• [Stated exercise]
Transcribe the material exactly. Images do not belong in the copy.

[Dataset items]

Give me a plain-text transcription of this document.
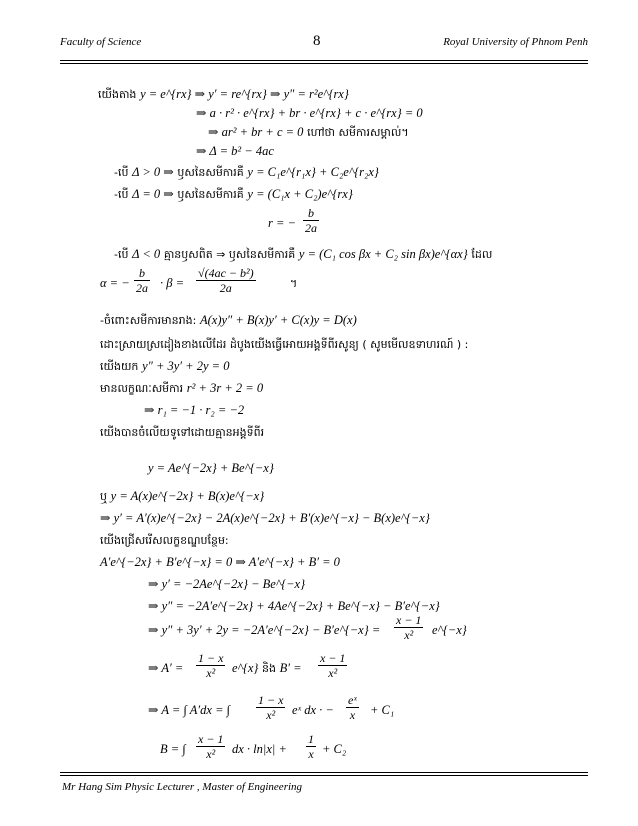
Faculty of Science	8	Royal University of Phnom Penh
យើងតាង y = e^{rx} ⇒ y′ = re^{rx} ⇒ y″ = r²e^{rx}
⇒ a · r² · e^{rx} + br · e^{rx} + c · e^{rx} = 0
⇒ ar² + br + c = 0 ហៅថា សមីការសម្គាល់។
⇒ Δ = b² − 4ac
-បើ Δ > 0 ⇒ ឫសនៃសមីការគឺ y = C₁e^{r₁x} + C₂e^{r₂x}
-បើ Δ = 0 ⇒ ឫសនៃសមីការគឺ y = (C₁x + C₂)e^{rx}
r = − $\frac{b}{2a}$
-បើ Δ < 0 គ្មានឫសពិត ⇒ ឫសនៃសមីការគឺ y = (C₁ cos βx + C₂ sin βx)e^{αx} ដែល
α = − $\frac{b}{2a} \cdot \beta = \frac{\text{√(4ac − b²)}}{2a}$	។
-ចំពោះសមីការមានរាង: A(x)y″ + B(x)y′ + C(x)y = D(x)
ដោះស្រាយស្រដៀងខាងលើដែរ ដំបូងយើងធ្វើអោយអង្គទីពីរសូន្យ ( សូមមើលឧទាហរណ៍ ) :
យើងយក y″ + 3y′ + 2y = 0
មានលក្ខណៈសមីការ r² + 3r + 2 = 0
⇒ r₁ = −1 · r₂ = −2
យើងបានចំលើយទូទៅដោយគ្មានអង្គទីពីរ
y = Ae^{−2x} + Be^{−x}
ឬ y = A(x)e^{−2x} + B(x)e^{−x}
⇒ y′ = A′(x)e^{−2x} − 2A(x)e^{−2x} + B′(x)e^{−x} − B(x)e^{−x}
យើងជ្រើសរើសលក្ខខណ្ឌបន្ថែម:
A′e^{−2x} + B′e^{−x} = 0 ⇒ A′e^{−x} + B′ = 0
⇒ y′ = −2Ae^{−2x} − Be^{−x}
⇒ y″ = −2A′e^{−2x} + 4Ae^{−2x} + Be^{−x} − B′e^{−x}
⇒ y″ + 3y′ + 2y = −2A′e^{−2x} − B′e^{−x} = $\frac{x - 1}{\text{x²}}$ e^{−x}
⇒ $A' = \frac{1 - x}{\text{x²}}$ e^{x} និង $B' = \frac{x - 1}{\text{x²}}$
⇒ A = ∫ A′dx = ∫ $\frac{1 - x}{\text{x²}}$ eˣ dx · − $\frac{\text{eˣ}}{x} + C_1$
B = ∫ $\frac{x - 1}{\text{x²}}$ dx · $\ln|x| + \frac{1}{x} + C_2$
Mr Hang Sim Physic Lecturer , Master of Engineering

• [Final answer]
Give me a plain-text transcription of this document.
Faculty of Science	8	Royal University of Phnom Penh
យើងតាង y = e^{rx} ⇒ y′ = re^{rx} ⇒ y″ = r²e^{rx}
⇒ a · r² · e^{rx} + br · e^{rx} + c · e^{rx} = 0
⇒ ar² + br + c = 0 ហៅថា សមីការសម្គាល់។
⇒ Δ = b² − 4ac
-បើ Δ > 0 ⇒ ឫសនៃសមីការគឺ y = C₁e^{r₁x} + C₂e^{r₂x}
-បើ Δ = 0 ⇒ ឫសនៃសមីការគឺ y = (C₁x + C₂)e^{rx}
r = − $\frac{b}{2a}$
-បើ Δ < 0 គ្មានឫសពិត ⇒ ឫសនៃសមីការគឺ y = (C₁ cos βx + C₂ sin βx)e^{αx} ដែល
α = − $\frac{b}{2a} \cdot \beta = \frac{\text{√(4ac − b²)}}{2a}$	។
-ចំពោះសមីការមានរាង: A(x)y″ + B(x)y′ + C(x)y = D(x)
ដោះស្រាយស្រដៀងខាងលើដែរ ដំបូងយើងធ្វើអោយអង្គទីពីរសូន្យ ( សូមមើលឧទាហរណ៍ ) :
យើងយក y″ + 3y′ + 2y = 0
មានលក្ខណៈសមីការ r² + 3r + 2 = 0
⇒ r₁ = −1 · r₂ = −2
យើងបានចំលើយទូទៅដោយគ្មានអង្គទីពីរ
y = Ae^{−2x} + Be^{−x}
ឬ y = A(x)e^{−2x} + B(x)e^{−x}
⇒ y′ = A′(x)e^{−2x} − 2A(x)e^{−2x} + B′(x)e^{−x} − B(x)e^{−x}
យើងជ្រើសរើសលក្ខខណ្ឌបន្ថែម:
A′e^{−2x} + B′e^{−x} = 0 ⇒ A′e^{−x} + B′ = 0
⇒ y′ = −2Ae^{−2x} − Be^{−x}
⇒ y″ = −2A′e^{−2x} + 4Ae^{−2x} + Be^{−x} − B′e^{−x}
⇒ y″ + 3y′ + 2y = −2A′e^{−2x} − B′e^{−x} = $\frac{x - 1}{\text{x²}}$ e^{−x}
⇒ $A' = \frac{1 - x}{\text{x²}}$ e^{x} និង $B' = \frac{x - 1}{\text{x²}}$
⇒ A = ∫ A′dx = ∫ $\frac{1 - x}{\text{x²}}$ eˣ dx · − $\frac{\text{eˣ}}{x} + C_1$
B = ∫ $\frac{x - 1}{\text{x²}}$ dx · $\ln|x| + \frac{1}{x} + C_2$
Mr Hang Sim Physic Lecturer , Master of Engineering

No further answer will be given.